■ EXERCISE DESCRIPTION:
Every line below should be copied exactly; drop the pictures.

[Dataset records]
[BEGIN]

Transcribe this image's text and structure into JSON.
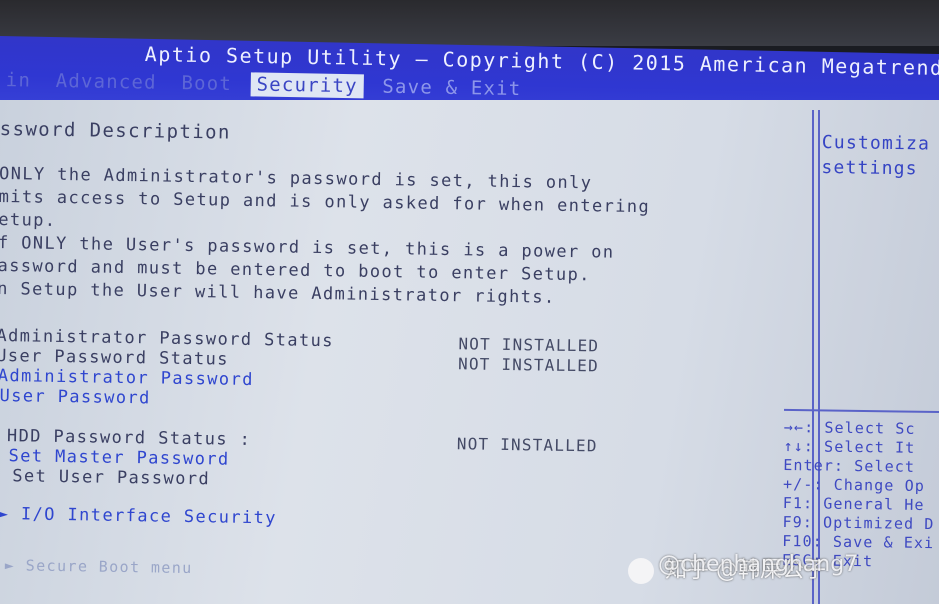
{
  "header": {
    "title": "Aptio Setup Utility – Copyright (C) 2015 American Megatrends",
    "tabs": [
      {
        "label": "in"
      },
      {
        "label": "Advanced"
      },
      {
        "label": "Boot"
      },
      {
        "label": "Security",
        "active": true
      },
      {
        "label": "Save & Exit"
      }
    ]
  },
  "main": {
    "heading": "ssword Description",
    "desc_lines": [
      "  ONLY the Administrator's password is set, this only",
      "mits access to Setup and is only asked for when entering",
      "etup.",
      "f ONLY the User's password is set, this is a power on",
      "assword and must be entered to boot to enter Setup.",
      "n Setup the User will have Administrator rights."
    ],
    "admin_status_label": "Administrator Password Status",
    "admin_status_value": "NOT INSTALLED",
    "user_status_label": "User Password Status",
    "user_status_value": "NOT INSTALLED",
    "admin_password": "Administrator Password",
    "user_password": "User Password",
    "hdd_status_label": "HDD Password Status   :",
    "hdd_status_value": "NOT INSTALLED",
    "set_master": "Set Master Password",
    "set_user": "Set User Password",
    "io_security": "I/O Interface Security",
    "secure_boot": "Secure Boot menu",
    "submenu_marker": "►"
  },
  "help": {
    "line1": "Customiza",
    "line2": "settings"
  },
  "keys": [
    "→←: Select Sc",
    "↑↓: Select It",
    "Enter: Select",
    "+/-: Change Op",
    "F1: General He",
    "F9: Optimized D",
    "F10: Save & Exi",
    "ESC: Exit"
  ],
  "watermark": {
    "text": "知乎 @韩屎公子",
    "overlay": "@chenhanghang7",
    "icon": "paw-icon"
  },
  "colors": {
    "title_bar": "#2f37d2",
    "panel": "#d6dce6",
    "selectable": "#2f46cf",
    "static_text": "#3a3f62"
  }
}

[END]

■ FULL SOLUTION:
Transcribe this image's text and structure into JSON.
{
  "header": {
    "title": "Aptio Setup Utility – Copyright (C) 2015 American Megatrends",
    "tabs": [
      {
        "label": "in"
      },
      {
        "label": "Advanced"
      },
      {
        "label": "Boot"
      },
      {
        "label": "Security",
        "active": true
      },
      {
        "label": "Save & Exit"
      }
    ]
  },
  "main": {
    "heading": "ssword Description",
    "desc_lines": [
      "  ONLY the Administrator's password is set, this only",
      "mits access to Setup and is only asked for when entering",
      "etup.",
      "f ONLY the User's password is set, this is a power on",
      "assword and must be entered to boot to enter Setup.",
      "n Setup the User will have Administrator rights."
    ],
    "admin_status_label": "Administrator Password Status",
    "admin_status_value": "NOT INSTALLED",
    "user_status_label": "User Password Status",
    "user_status_value": "NOT INSTALLED",
    "admin_password": "Administrator Password",
    "user_password": "User Password",
    "hdd_status_label": "HDD Password Status   :",
    "hdd_status_value": "NOT INSTALLED",
    "set_master": "Set Master Password",
    "set_user": "Set User Password",
    "io_security": "I/O Interface Security",
    "secure_boot": "Secure Boot menu",
    "submenu_marker": "►"
  },
  "help": {
    "line1": "Customiza",
    "line2": "settings"
  },
  "keys": [
    "→←: Select Sc",
    "↑↓: Select It",
    "Enter: Select",
    "+/-: Change Op",
    "F1: General He",
    "F9: Optimized D",
    "F10: Save & Exi",
    "ESC: Exit"
  ],
  "watermark": {
    "text": "知乎 @韩屎公子",
    "overlay": "@chenhanghang7",
    "icon": "paw-icon"
  },
  "colors": {
    "title_bar": "#2f37d2",
    "panel": "#d6dce6",
    "selectable": "#2f46cf",
    "static_text": "#3a3f62"
  }
}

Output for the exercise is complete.